Quote every line of the data below as it stands, omitting pictures.
[begin RECORDS TO USE]
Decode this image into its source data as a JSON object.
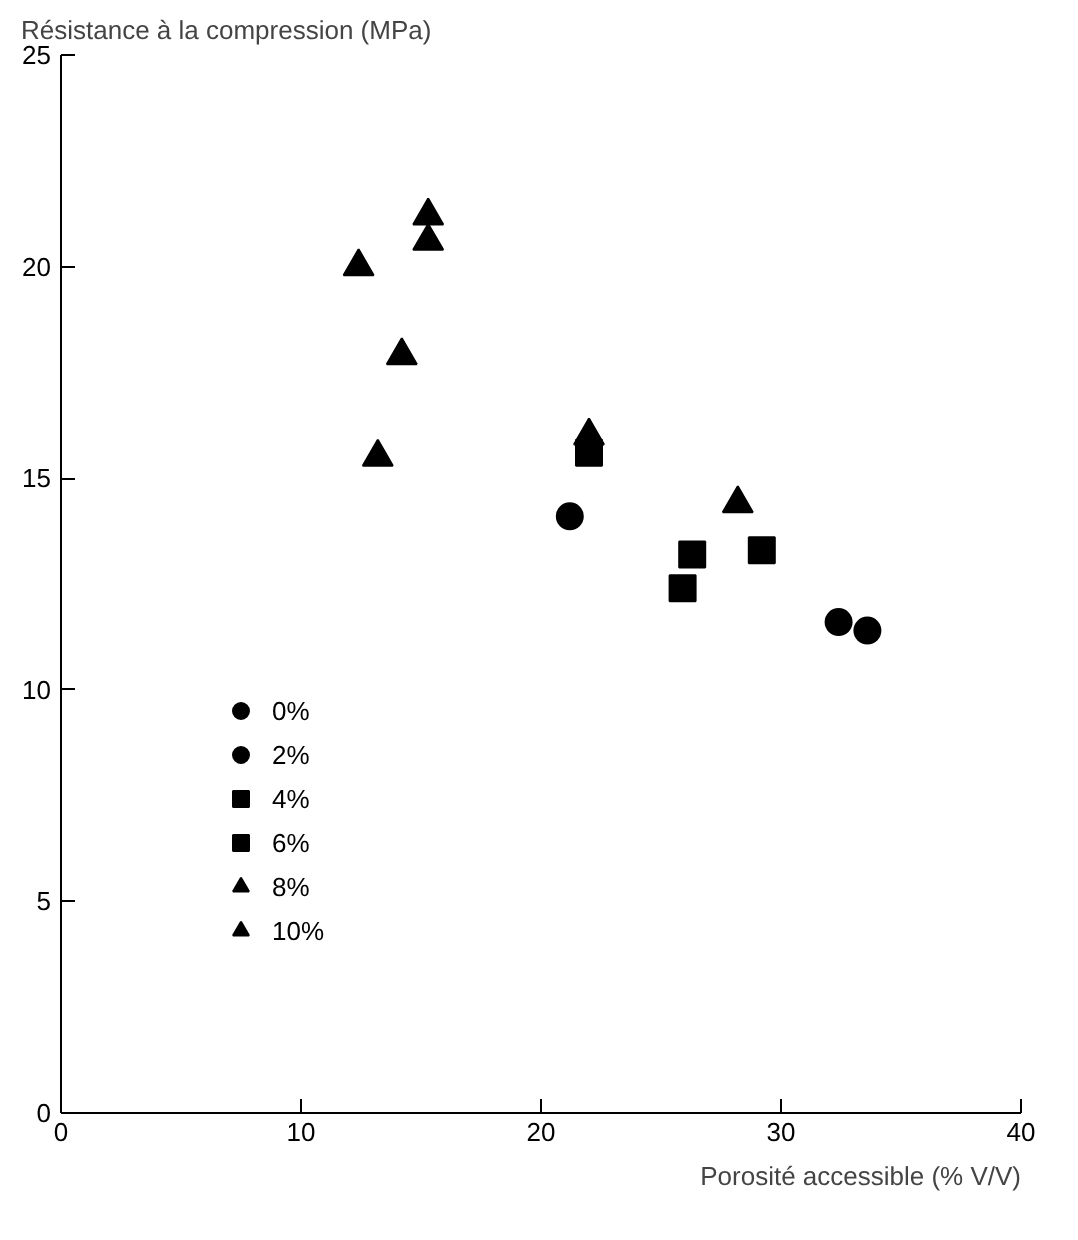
{
  "chart_data": {
    "type": "scatter",
    "xlabel": "Porosité accessible (% V/V)",
    "ylabel": "Résistance à la compression (MPa)",
    "xlim": [
      0,
      40
    ],
    "ylim": [
      0,
      25
    ],
    "xticks": [
      0,
      10,
      20,
      30,
      40
    ],
    "yticks": [
      0,
      5,
      10,
      15,
      20,
      25
    ],
    "grid": false,
    "legend": "bottom left",
    "series": [
      {
        "name": "0%",
        "color": "#000000",
        "marker": "circle",
        "x": [
          21.2
        ],
        "values": [
          14.1
        ]
      },
      {
        "name": "2%",
        "color": "#000000",
        "marker": "circle",
        "x": [
          32.4,
          33.6
        ],
        "values": [
          11.6,
          11.4
        ]
      },
      {
        "name": "4%",
        "color": "#000000",
        "marker": "square",
        "x": [
          22.0,
          29.2
        ],
        "values": [
          15.6,
          13.3
        ]
      },
      {
        "name": "6%",
        "color": "#000000",
        "marker": "square",
        "x": [
          25.9,
          26.3
        ],
        "values": [
          12.4,
          13.2
        ]
      },
      {
        "name": "8%",
        "color": "#000000",
        "marker": "triangle",
        "x": [
          12.4,
          15.3,
          14.2,
          22.0
        ],
        "values": [
          20.0,
          21.2,
          17.9,
          16.0
        ]
      },
      {
        "name": "10%",
        "color": "#000000",
        "marker": "triangle",
        "x": [
          15.3,
          13.2,
          28.2
        ],
        "values": [
          20.6,
          15.5,
          14.4
        ]
      }
    ]
  }
}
[end RECORDS TO USE]
EXERCISE RESPONSE:
Decode this image into its source data as a JSON object.
{
  "chart_data": {
    "type": "scatter",
    "xlabel": "Porosité accessible (% V/V)",
    "ylabel": "Résistance à la compression (MPa)",
    "xlim": [
      0,
      40
    ],
    "ylim": [
      0,
      25
    ],
    "xticks": [
      0,
      10,
      20,
      30,
      40
    ],
    "yticks": [
      0,
      5,
      10,
      15,
      20,
      25
    ],
    "grid": false,
    "legend": "bottom left",
    "series": [
      {
        "name": "0%",
        "color": "#000000",
        "marker": "circle",
        "x": [
          21.2
        ],
        "values": [
          14.1
        ]
      },
      {
        "name": "2%",
        "color": "#000000",
        "marker": "circle",
        "x": [
          32.4,
          33.6
        ],
        "values": [
          11.6,
          11.4
        ]
      },
      {
        "name": "4%",
        "color": "#000000",
        "marker": "square",
        "x": [
          22.0,
          29.2
        ],
        "values": [
          15.6,
          13.3
        ]
      },
      {
        "name": "6%",
        "color": "#000000",
        "marker": "square",
        "x": [
          25.9,
          26.3
        ],
        "values": [
          12.4,
          13.2
        ]
      },
      {
        "name": "8%",
        "color": "#000000",
        "marker": "triangle",
        "x": [
          12.4,
          15.3,
          14.2,
          22.0
        ],
        "values": [
          20.0,
          21.2,
          17.9,
          16.0
        ]
      },
      {
        "name": "10%",
        "color": "#000000",
        "marker": "triangle",
        "x": [
          15.3,
          13.2,
          28.2
        ],
        "values": [
          20.6,
          15.5,
          14.4
        ]
      }
    ]
  }
}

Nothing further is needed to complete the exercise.